— Stored rows —
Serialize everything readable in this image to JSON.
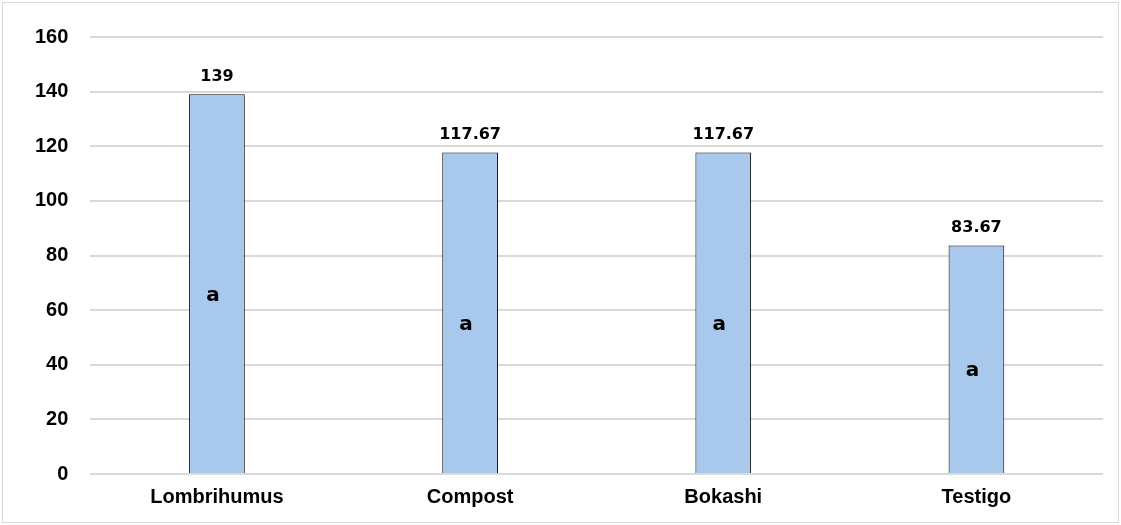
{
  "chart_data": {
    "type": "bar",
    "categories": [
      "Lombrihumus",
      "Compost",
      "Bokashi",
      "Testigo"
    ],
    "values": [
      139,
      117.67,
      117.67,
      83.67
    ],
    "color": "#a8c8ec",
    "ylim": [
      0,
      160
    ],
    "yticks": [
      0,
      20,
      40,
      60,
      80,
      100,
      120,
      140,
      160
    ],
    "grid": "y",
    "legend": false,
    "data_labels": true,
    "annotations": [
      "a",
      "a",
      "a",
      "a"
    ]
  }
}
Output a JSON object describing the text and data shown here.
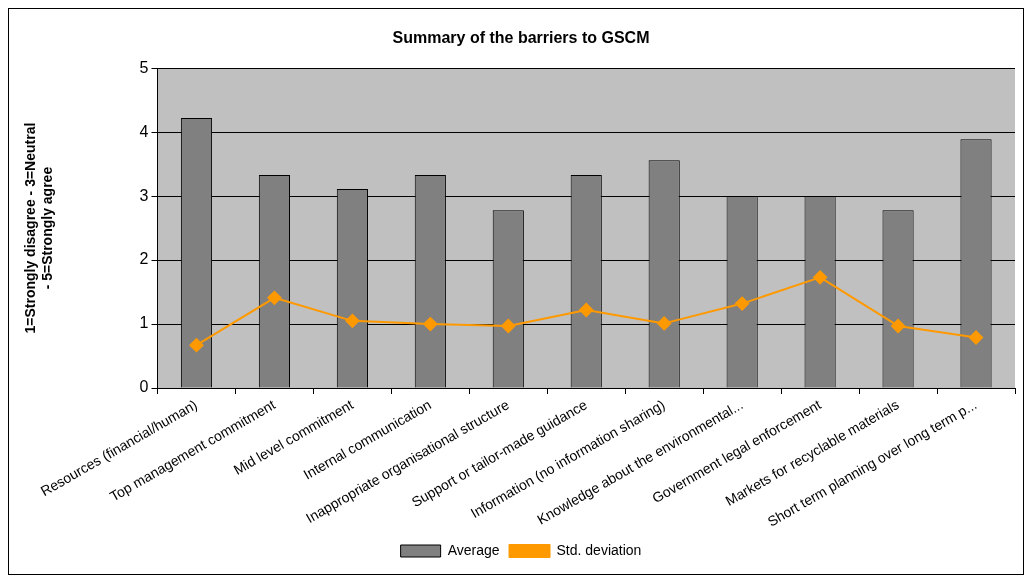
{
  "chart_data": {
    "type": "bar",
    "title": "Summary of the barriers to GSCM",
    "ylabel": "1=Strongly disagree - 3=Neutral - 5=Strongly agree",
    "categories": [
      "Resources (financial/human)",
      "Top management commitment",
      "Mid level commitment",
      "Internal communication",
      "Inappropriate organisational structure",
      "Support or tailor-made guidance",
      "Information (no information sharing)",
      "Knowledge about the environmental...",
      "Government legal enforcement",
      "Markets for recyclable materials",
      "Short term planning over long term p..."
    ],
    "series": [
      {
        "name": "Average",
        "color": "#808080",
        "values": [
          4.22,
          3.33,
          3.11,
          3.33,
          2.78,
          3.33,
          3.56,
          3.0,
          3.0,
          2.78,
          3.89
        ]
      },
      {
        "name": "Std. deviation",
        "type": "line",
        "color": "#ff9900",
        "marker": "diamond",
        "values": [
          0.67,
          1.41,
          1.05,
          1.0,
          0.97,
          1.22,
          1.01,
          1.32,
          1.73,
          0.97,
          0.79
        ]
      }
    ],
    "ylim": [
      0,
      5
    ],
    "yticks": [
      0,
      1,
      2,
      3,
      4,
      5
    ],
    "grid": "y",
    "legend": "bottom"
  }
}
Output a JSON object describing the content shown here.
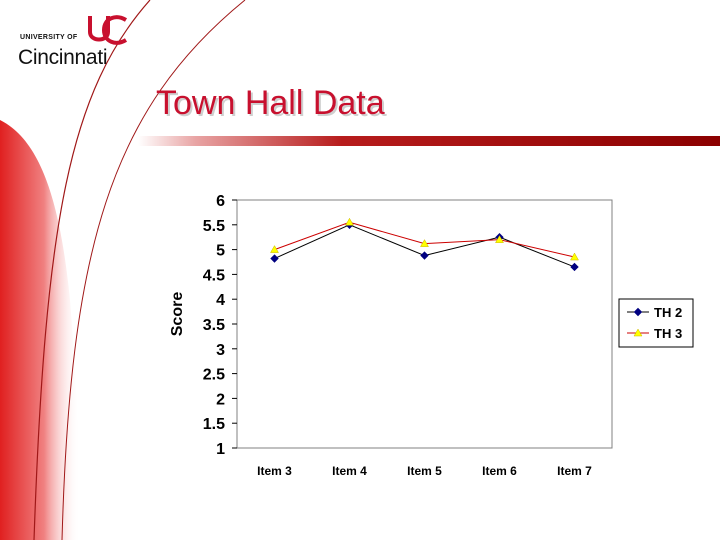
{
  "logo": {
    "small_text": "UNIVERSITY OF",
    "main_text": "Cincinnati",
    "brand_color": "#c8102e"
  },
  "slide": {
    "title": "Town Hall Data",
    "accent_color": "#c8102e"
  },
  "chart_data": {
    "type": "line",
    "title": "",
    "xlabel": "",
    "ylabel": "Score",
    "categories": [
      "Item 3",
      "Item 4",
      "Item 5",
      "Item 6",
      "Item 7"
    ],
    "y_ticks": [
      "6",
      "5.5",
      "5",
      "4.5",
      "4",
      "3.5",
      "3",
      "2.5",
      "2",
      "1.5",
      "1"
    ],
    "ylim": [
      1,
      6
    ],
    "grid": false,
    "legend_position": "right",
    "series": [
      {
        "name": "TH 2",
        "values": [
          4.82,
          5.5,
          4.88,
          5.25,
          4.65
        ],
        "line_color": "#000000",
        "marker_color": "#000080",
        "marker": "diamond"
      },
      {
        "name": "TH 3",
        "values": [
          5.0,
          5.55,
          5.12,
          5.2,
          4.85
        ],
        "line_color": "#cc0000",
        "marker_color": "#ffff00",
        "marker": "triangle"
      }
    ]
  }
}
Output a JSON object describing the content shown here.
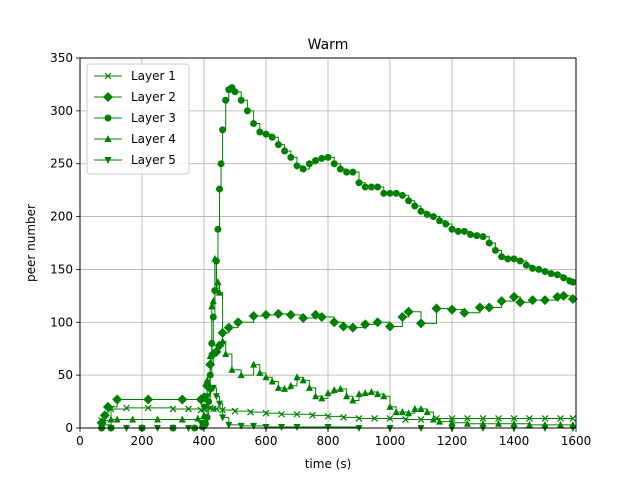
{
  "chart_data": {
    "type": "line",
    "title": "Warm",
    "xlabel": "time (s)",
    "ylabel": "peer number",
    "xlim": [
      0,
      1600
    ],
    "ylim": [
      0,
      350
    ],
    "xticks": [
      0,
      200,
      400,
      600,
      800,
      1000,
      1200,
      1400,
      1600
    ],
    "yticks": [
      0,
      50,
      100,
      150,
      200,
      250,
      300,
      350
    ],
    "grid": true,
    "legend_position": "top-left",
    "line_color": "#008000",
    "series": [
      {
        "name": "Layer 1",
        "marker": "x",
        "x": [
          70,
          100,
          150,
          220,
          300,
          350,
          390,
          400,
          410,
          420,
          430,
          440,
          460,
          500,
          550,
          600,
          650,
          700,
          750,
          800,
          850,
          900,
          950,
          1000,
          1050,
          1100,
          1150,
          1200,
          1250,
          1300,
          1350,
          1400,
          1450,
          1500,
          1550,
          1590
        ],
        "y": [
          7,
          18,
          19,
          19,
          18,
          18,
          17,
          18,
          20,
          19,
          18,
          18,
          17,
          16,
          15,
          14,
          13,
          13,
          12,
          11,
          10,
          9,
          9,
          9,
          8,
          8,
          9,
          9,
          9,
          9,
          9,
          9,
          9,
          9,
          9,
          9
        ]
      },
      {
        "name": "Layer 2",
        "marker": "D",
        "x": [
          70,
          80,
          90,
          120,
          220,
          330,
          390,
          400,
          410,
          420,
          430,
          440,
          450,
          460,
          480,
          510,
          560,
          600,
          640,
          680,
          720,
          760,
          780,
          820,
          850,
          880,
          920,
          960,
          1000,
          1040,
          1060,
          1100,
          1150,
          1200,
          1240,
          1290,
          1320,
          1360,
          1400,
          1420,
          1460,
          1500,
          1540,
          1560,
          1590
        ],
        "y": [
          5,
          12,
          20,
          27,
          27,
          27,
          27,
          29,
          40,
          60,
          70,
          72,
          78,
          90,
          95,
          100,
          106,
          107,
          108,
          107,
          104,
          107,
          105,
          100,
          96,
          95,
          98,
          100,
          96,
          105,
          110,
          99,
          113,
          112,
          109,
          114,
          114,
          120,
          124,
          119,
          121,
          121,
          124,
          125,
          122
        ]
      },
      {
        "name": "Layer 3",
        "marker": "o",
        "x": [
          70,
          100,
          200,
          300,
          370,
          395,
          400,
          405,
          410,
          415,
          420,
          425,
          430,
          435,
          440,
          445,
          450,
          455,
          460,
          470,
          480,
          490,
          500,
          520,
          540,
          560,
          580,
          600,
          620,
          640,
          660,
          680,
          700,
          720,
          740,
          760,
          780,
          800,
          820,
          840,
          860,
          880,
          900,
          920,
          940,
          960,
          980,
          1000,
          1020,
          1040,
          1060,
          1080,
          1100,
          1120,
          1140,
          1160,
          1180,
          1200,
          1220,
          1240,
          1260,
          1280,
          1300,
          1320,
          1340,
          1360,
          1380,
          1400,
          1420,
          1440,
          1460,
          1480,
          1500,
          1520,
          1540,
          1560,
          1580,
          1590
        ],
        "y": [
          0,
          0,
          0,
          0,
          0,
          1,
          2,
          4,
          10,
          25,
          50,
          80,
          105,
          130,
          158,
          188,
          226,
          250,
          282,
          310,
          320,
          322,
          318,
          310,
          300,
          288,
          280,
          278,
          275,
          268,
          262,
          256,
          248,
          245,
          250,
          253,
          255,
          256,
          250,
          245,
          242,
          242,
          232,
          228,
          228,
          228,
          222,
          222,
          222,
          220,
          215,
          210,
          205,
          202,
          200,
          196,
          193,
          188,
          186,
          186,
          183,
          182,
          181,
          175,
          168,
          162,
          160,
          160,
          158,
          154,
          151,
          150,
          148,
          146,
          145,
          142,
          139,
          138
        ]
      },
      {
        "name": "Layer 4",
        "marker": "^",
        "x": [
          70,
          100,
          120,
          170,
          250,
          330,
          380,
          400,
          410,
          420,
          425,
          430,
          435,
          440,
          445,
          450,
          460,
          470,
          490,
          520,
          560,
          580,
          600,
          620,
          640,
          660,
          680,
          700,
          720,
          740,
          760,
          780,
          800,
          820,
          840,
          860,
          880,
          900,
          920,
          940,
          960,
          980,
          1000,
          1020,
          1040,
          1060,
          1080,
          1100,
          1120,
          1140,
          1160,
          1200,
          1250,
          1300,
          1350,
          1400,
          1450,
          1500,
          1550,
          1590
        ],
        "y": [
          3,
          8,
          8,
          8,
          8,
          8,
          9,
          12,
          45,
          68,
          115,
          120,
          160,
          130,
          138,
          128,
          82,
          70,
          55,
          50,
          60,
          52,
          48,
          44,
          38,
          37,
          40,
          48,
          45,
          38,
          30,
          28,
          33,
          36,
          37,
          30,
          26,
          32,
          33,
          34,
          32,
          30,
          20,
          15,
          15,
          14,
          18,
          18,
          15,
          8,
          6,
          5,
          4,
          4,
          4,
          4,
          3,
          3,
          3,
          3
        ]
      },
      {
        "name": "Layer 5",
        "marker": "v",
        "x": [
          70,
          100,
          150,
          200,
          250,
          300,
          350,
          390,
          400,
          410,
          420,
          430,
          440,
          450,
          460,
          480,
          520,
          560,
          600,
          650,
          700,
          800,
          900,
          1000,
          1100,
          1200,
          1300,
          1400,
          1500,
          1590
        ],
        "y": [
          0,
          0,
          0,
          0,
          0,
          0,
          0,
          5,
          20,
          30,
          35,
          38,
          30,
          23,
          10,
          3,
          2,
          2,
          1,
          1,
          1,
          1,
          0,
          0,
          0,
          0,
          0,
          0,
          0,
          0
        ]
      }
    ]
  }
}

— Exercise aim —
Find every line in the entries that includes the word "JSON", then state how many there are and nothing else.

— Task result —
4